Shotgun News, October 1, 2008, pp. 22-24

back to http://www.claytoncramer.com


The Heller Aftermath

The U.S. Supreme Court ruled in our favor: the Second Amendment protects an individual right. But the Court can make decisions—and yet opponents continue to drag their heels.

In Worcester v. Georgia (1832), the U.S. Supreme Court ruled in favor of the Cherokees in their legal struggle with the State of Georgia.1 Congress and President Jackson weren’t happy with the Court’s decision, nor could they be. Democrats were in charge of Congress, the Georgia legislature, and the White House, and there was a racial minority whose land needed stealing. President Jackson is widely reputed to have said, “The Court has made their decision. Now let us see them enforce it.” And unfortunately for the Cherokees, the Court lacked the power to enforce the law.

The Cherokees had done everything that they could to integrate into white America society. They farmed. They were Christians. They had newspapers printed in the Cherokee language. They owned black slaves—just like their neighbors. But that wasn’t enough. They were soon driven off their lands to what is now Oklahoma, on what is called the “Trail of Tears” because so many Cherokees starved or died of exposure.

This wasn’t the first time that Democrats decided that they didn’t need to abide by the Constitution, or the Supreme Court’s understanding of it. In 1954, the Supreme Court ruled that racial segregation of public schools was unlawful. Unlike the later decisions, which compelled bussing and bizarre redrawing of school district lines, Brown v. Board of Education (1954) simply stopped the absurd situation where black kids and white kids were walking or taking buses past neighborhood schools—just because of the color of their skin. And yet this was too much for some Americans. In 1963, George Wallace, the Democratic Governor of Alabama, gave a speech in which he insisted that he was not going to follow the law: “In the name of the greatest people that have ever trod this earth, I draw the line in the dust and toss the gauntlet before the feet of tyranny… and I say… segregation today… segregation tomorrow… segregation forever.”2 It is somewhat amusing to see how a Democrat could define allowing kids to attend the public school closest to their home, regardless of race, as “tyranny.”

It looked for a few weeks after the Heller decision that we were going to get a repeat of this. I was rather hoping for the D.C. mayor to give a speech promising: “handgun bans today… handgun bans tomorrow… handgun bans forever.” When Dick Heller, who had filed the original suit, tried to register his handgun (as the law requires), D.C. police insisted that he could not, because he was trying to register a “machine gun.” What? Well, under D.C. law, a machine gun doesn’t just include weapons that fire more than one round per trigger pull—it also includes any gun that can fire more than twelve shots without reloading.3 You know, like a Browning Hi-Power, a Beretta 92, most of the full-sized Glocks, and vast numbers of other guns. Aren’t you cool? According to the D.C. government, you now own a machine gun!

The good news is that after a bit of squabbling, reality finally started to hit, and as I write this article, the newspapers are showing a picture of a smiling Dick Heller, walking out of the D.C. police headquarters with his gun registration4—meaning that it is now legal for him to have a handgun in his home for self-defense. It was a struggle, and there are still a fair number of hoops required to register a handgun in D.C., but it is at least now possible. We’ll work on getting rid of the sillier provisions of their gun law later.

### TASK REQUIREMENTS:
A - In the article on the Heller aftermath, what kind of weapon did D.C. police say Dick Heller was trying to register when they refused his handgun?
B - Extend the article on the Heller aftermath, picking up right after its last sentence.

### DATA RECORDS:
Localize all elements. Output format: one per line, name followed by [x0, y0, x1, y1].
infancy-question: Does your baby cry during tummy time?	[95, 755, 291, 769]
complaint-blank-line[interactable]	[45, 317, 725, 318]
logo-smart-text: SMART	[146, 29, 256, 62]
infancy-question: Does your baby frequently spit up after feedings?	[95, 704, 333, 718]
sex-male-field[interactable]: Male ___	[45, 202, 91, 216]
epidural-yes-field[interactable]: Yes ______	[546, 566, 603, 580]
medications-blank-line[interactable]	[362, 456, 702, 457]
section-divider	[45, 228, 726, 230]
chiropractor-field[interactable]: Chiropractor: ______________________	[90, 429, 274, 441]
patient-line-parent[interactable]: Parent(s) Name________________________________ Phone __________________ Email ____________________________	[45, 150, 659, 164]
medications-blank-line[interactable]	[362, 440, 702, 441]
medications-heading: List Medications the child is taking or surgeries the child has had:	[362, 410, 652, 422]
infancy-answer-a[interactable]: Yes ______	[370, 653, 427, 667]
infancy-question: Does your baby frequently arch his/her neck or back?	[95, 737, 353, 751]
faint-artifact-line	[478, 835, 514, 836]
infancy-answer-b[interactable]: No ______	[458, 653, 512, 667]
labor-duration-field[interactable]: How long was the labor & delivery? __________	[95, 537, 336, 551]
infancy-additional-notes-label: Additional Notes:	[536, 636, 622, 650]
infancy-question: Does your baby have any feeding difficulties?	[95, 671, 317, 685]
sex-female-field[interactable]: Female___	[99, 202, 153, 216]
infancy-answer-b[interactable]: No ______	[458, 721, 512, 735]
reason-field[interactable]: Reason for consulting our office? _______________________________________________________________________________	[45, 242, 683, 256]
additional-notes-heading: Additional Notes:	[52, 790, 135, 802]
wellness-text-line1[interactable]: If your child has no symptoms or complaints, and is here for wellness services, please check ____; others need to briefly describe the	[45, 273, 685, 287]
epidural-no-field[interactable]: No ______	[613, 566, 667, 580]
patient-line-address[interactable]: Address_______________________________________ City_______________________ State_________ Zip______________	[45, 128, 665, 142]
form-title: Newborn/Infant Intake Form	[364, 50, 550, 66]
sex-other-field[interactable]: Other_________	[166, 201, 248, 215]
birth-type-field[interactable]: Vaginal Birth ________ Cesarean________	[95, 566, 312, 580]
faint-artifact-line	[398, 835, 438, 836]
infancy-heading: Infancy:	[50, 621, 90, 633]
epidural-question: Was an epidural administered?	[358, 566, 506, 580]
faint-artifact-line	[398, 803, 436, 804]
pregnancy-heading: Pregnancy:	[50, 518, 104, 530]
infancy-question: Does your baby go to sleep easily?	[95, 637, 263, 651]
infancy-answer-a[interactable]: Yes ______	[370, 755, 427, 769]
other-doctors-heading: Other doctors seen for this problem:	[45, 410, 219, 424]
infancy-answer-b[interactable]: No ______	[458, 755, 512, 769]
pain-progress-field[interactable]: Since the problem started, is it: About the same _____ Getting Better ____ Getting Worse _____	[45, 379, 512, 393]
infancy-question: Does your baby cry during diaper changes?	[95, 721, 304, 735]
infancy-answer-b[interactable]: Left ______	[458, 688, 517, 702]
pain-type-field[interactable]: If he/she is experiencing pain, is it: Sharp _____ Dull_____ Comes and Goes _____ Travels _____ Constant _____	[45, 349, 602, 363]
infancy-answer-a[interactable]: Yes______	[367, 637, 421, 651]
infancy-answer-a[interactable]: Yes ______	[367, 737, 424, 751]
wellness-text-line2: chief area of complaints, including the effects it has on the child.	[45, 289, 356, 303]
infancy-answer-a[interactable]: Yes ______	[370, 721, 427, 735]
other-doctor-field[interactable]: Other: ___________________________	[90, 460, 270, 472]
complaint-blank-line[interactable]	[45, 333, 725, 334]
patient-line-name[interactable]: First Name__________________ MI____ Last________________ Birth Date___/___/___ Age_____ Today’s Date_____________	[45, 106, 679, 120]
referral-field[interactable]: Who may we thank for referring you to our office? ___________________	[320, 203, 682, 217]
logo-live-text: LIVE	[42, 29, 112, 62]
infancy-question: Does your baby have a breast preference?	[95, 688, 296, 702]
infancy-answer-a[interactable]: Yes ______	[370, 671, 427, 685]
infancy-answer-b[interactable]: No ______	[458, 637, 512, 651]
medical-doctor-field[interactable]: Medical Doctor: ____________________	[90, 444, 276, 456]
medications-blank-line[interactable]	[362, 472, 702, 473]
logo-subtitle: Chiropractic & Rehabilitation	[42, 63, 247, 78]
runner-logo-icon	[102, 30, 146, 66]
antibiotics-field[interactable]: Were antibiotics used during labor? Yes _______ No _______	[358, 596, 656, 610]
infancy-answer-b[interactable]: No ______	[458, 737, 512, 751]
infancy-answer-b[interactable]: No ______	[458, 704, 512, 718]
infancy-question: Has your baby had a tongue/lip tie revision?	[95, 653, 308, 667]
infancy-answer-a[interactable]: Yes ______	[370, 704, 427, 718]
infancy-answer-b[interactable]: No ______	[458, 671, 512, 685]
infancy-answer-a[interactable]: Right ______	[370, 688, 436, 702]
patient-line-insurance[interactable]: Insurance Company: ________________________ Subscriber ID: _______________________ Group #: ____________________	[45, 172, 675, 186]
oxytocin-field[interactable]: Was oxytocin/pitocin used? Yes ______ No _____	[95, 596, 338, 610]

### EXERCISE RESPONSES:
A - A "machine gun."

B -
What is quite impressive isn’t just what happened in D.C. It is what happened in cities with similarly restrictive handgun bans. In some cases, the threat of lawsuit was enough to get them to repeal. In other cities, the government didn’t wait for a suit. Evanston, Illinois, repealed their handgun ban in response to the threat of suit, as did Morton Grove and Oak Park, also in Illinois.5 What makes this so remarkable is that the Heller decision didn’t strike down state and local handgun bans; it only ruled that the federal government couldn’t ban handguns. Yet most people with half a brain can see that the same reasoning that imposes most of the rest of the Bill of Rights on the states and local governments, will apply to the Second Amendment as well—and they don’t relish wasting public funds on a suit that they expect to lose.

I referred to these elected officials as having at least half a brain. How should we characterize the elected officials who are still fighting to preserve their absurd gun control laws? Chicago, for example, which has effectively banned all new handguns since 1981, by refusing to register them, is still fighting a lawsuit filed by Alan Gura. (Gura was the lead attorney in the Heller case.)6 San Francisco has been trying to enforce a ban on possession of guns in public housing projects for some months, and isn’t backing down.7 This particular ban is especially outrageous, and hits close to home. Someone who helped with research for my last book is living in a San Francisco public housing project. (He is dying of AIDS—and he has few housing options.) Shortly after the new policy was announced, he emailed me a copy. It not only prohibits him from having a gun in his home—it prohibits having a water pistol in his home. Why, you ask, would you prohibit a toy? Because the lunatics that run San Francisco city government are trying to eliminate a culture of violence—and even a water pistol, to their way of thinking, is part of that culture of violence.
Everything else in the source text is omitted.